Selected extract.
● ● ●
Rev is back. Another six episodes of Tom Hollander as inner-city vicar Adam Smallbone struggling to make sense of God and the world. And, as usual, the urban clergy of the Church of England (along with a few million others) will be glued to their TV sets.

Advertisement

The clergy loves it because it describes our life to a T. Forget The Vicar of Dibley. Forget Father Ted. Forget even the baby-eating Bishop of Bath and Wells from Blackadder. In the league table of TV clerics, Adam Smallbone is the bomb. It’s “really rather good,” says former Archbishop of Canterbury, Rowan Williams. It shows “some- thing of the continuing commitment of the church to run-down and challenging areas. It also shows us someone who prays honestly.”

My own parish near Elephant and Castle in south London feels like a carbon copy of Adam’s fictional parish, St Saviour in the Marshes, set somewhere in Hackney in east London. His 1950s vicarage looks the same as mine. I know the situations. If Dibley is a caricature of the truth, Rev is the truth in the form of a caricature.

Yet when I meet Rev’s co-creator and star Tom Hollander and co-star Olivia Colman in a Covent Garden club, he tells me something I’d prefer not to know. One of Rev’s characters is actually based on me. But not the lovable, kindly Adam. Rather, the slippery, self-pitying, bibulous, untrustworthy and arrogant media vicar, Rev Roland Wise, who does Thought for the Day and writes for the Church Times. Ouch.

Hollander thinks it’s all too funny. “This is a bizarre experience. You have gone into art then come back as life to bite me in the arse. It’s all very postmodern.” I’m less amused and tell him that I am going to get my revenge by giving the show a bad review.

More like this

But, of course, I can’t. It’s great. And what it captures best of all about clergy life is the total erosion of the boundary between what is work and what is not work. “I didn’t realise you really have this open-door policy all the time,” says Colman, who plays Alex, Adam’s long-suffering wife and new mother to baby Katie, with a combination of gentle common sense and decency. The parish vicar is public property. As, absurdly, is the vicar’s wife (or husband) who, as Colman puts it, “is accidentally sleeping with the person who is doing the job”.

The vicar often lives above the shop, or right next to it, continually at the beck and call of a succession of visitors, many of whom assume his gullibility and good will. Much of the humour of Rev is generated by the fact that he knows he’s being conned but goes along with it anyway. It’s a familiar dance; a comedy of misrecognition. The shifty bloke who wants a train fare to Brighton. The smiley middle-class couple asking about the church school. The pious parishioner who projects some impossible holiness onto the man in the dog collar. They don’t see the Adam Smallbone that we, the audience, see. They see the collar. We see the man – bothered, angry, confused, aware.
● ● ●
In the article about the TV show Rev, what is the name of Adam Smallbone's fictional parish?

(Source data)
● ● ●
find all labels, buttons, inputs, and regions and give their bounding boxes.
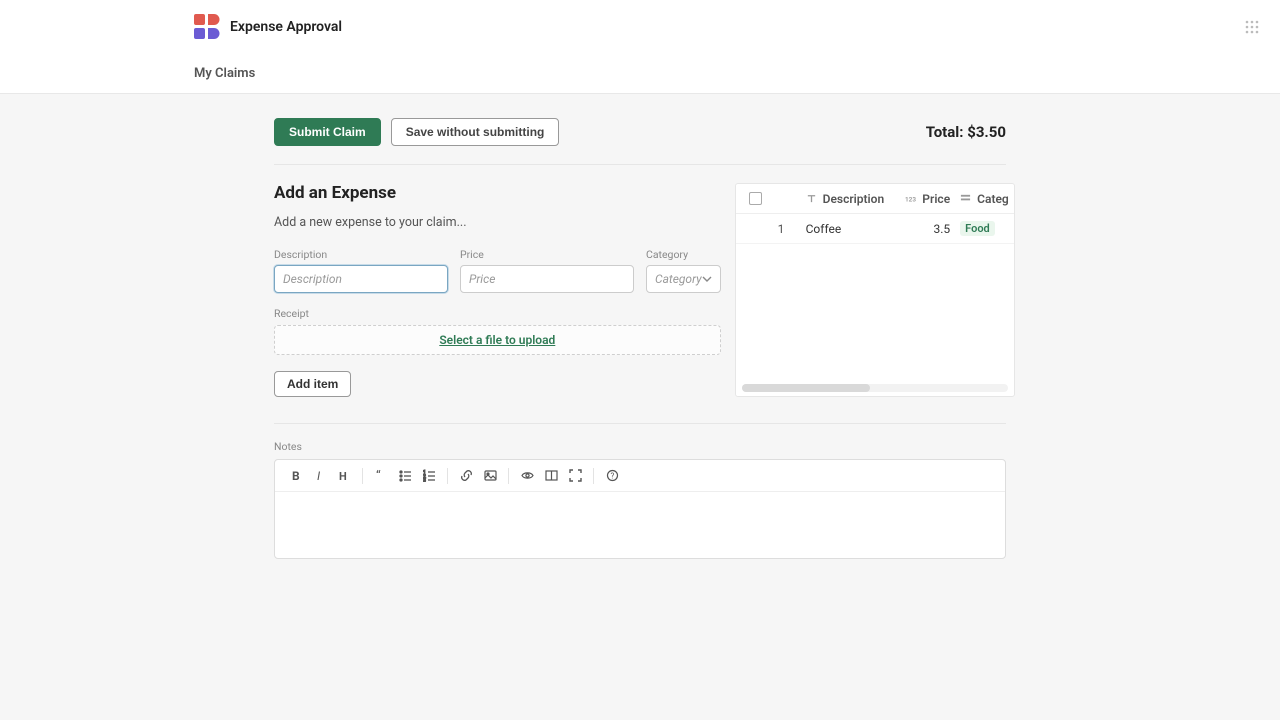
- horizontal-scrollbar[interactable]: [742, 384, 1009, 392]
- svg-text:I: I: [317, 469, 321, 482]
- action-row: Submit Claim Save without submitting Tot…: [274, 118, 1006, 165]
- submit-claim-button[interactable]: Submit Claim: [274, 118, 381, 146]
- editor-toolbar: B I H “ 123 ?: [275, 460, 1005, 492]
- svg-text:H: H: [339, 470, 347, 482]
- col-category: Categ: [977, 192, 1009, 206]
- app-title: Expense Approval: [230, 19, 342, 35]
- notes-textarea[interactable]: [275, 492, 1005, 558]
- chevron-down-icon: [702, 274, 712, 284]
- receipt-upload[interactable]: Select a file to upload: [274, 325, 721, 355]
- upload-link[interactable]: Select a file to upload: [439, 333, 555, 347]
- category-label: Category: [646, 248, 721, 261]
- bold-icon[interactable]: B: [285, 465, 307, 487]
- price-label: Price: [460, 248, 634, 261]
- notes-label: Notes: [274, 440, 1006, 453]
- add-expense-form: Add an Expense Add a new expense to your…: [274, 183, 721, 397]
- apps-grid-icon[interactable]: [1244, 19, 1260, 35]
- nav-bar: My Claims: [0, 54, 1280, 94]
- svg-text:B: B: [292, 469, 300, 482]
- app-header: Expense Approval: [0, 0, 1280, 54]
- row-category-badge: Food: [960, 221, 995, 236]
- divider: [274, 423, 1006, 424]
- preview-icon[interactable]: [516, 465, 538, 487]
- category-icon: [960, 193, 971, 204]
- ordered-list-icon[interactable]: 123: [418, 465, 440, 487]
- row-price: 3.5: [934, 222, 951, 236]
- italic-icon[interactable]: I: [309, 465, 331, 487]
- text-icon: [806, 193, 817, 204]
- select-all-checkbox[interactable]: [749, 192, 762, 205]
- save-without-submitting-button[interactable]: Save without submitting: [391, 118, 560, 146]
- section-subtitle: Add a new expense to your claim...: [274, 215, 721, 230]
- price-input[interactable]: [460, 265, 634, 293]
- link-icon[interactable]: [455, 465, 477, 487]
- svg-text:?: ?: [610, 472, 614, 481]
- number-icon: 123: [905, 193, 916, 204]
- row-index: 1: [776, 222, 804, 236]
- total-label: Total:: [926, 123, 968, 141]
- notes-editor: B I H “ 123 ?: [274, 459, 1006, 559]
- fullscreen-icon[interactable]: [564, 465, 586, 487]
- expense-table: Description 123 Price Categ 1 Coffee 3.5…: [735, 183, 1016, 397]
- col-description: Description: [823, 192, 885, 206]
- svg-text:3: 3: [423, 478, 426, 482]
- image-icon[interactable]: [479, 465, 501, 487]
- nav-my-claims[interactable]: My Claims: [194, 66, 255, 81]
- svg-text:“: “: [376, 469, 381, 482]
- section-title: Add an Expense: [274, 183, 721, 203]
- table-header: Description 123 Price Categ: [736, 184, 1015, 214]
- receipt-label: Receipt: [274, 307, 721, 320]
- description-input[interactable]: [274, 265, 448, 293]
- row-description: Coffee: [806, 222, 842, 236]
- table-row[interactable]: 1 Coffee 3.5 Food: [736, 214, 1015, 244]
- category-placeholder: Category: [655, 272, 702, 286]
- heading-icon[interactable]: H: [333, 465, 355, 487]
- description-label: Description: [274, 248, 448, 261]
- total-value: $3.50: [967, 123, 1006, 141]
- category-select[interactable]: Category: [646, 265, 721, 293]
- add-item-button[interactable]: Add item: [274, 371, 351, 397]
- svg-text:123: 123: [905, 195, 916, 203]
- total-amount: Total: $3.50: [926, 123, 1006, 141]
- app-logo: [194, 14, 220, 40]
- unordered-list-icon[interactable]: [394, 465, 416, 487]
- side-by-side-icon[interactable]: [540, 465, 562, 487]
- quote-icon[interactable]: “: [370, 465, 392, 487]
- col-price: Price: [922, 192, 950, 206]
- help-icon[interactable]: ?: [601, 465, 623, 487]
● ● ●
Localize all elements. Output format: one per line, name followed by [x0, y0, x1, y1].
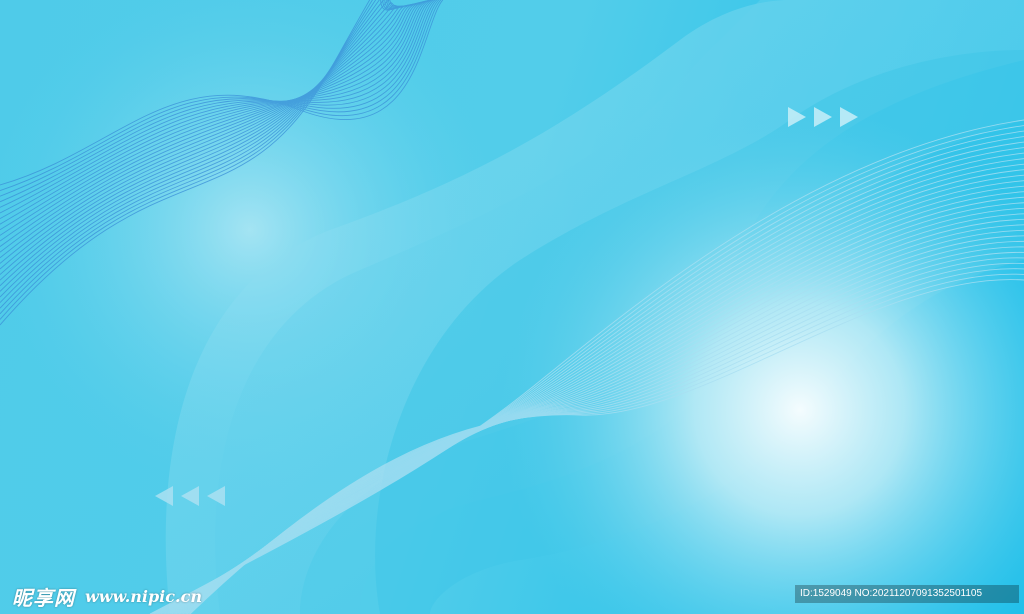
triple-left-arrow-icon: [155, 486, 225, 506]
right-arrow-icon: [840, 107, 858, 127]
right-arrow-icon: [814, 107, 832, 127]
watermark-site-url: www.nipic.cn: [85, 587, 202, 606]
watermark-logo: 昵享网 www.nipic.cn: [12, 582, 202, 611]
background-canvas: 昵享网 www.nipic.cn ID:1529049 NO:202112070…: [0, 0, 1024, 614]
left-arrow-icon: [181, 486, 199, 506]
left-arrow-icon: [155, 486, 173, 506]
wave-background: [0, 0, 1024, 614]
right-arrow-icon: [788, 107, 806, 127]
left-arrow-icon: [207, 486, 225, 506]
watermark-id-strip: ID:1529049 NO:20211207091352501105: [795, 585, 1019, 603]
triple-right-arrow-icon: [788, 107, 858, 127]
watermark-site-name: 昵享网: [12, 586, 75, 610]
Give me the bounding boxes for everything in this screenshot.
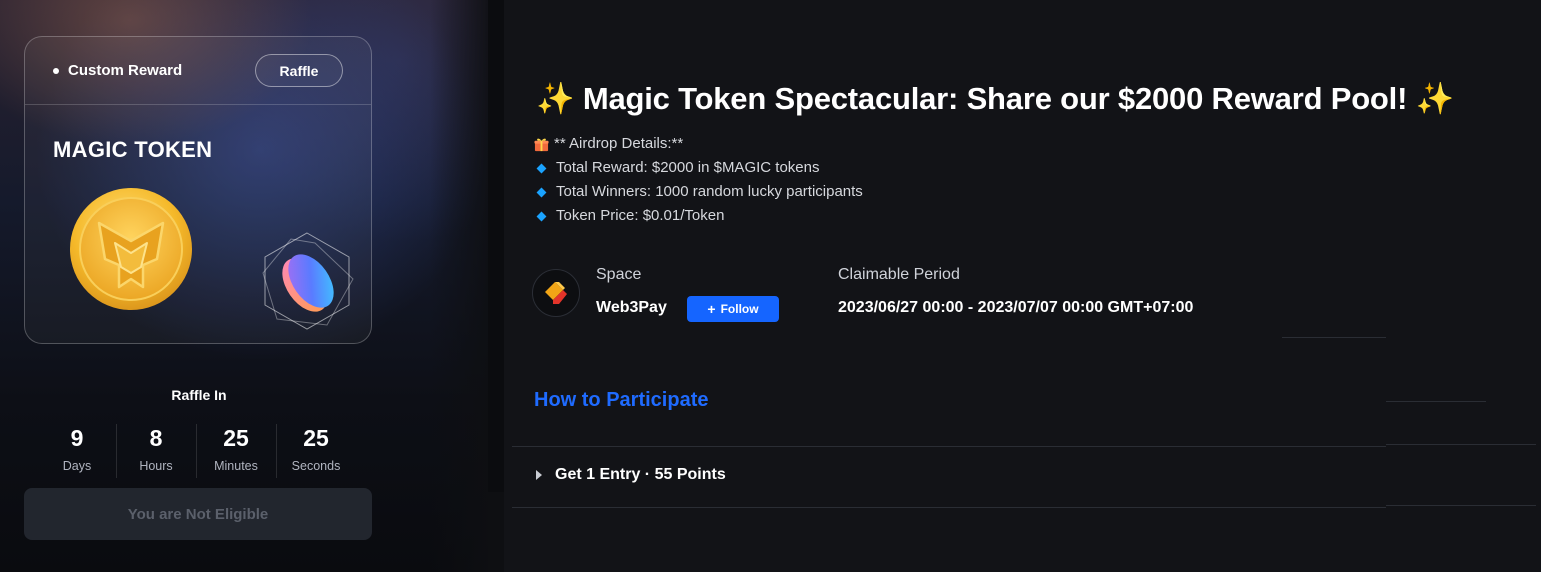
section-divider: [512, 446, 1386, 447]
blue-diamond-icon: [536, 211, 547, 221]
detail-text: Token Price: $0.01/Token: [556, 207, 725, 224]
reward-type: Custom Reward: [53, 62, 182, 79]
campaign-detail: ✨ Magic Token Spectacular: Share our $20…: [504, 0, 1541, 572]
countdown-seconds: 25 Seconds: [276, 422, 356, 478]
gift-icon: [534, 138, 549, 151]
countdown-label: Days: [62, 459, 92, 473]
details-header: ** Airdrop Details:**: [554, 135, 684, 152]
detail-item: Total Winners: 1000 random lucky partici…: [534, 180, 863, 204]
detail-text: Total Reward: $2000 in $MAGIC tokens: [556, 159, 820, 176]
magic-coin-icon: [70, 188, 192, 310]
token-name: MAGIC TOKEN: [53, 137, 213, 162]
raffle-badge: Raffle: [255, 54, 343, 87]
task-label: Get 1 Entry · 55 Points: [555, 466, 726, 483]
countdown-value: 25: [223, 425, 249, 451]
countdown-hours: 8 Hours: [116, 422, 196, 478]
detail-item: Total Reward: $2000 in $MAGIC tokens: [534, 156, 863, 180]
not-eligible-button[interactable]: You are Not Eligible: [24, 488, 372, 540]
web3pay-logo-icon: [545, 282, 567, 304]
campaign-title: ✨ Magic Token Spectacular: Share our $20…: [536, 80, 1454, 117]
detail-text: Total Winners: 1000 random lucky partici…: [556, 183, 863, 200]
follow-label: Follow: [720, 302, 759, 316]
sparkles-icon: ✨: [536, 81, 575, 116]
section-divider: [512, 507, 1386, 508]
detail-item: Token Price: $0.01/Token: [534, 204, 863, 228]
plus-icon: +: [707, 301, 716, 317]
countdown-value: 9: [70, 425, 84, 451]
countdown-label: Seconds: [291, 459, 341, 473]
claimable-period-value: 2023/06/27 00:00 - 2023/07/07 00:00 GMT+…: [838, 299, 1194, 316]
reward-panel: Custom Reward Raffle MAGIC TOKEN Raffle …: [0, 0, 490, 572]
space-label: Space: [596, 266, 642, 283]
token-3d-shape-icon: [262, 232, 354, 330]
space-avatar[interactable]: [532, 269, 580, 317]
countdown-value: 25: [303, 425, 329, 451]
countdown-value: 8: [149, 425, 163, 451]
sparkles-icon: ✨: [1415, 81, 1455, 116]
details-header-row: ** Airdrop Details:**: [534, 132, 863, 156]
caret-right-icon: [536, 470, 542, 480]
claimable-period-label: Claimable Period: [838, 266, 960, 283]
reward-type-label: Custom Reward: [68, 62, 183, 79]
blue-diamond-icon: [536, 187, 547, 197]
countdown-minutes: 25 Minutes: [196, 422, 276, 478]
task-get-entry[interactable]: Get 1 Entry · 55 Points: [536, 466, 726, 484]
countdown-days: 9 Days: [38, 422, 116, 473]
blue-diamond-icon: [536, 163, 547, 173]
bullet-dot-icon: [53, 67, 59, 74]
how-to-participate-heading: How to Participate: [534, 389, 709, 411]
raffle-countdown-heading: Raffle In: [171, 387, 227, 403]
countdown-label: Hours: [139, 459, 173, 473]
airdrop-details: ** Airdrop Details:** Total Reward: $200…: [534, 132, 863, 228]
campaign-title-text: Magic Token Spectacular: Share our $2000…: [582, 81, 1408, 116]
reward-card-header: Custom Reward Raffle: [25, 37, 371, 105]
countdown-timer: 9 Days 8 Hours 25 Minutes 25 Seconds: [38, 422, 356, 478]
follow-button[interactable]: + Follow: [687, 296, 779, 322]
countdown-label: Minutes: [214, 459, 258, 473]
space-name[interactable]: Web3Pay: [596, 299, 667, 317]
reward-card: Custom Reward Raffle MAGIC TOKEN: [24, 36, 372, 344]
● ● ●
Exercise response.
St Saviour in the Marshes.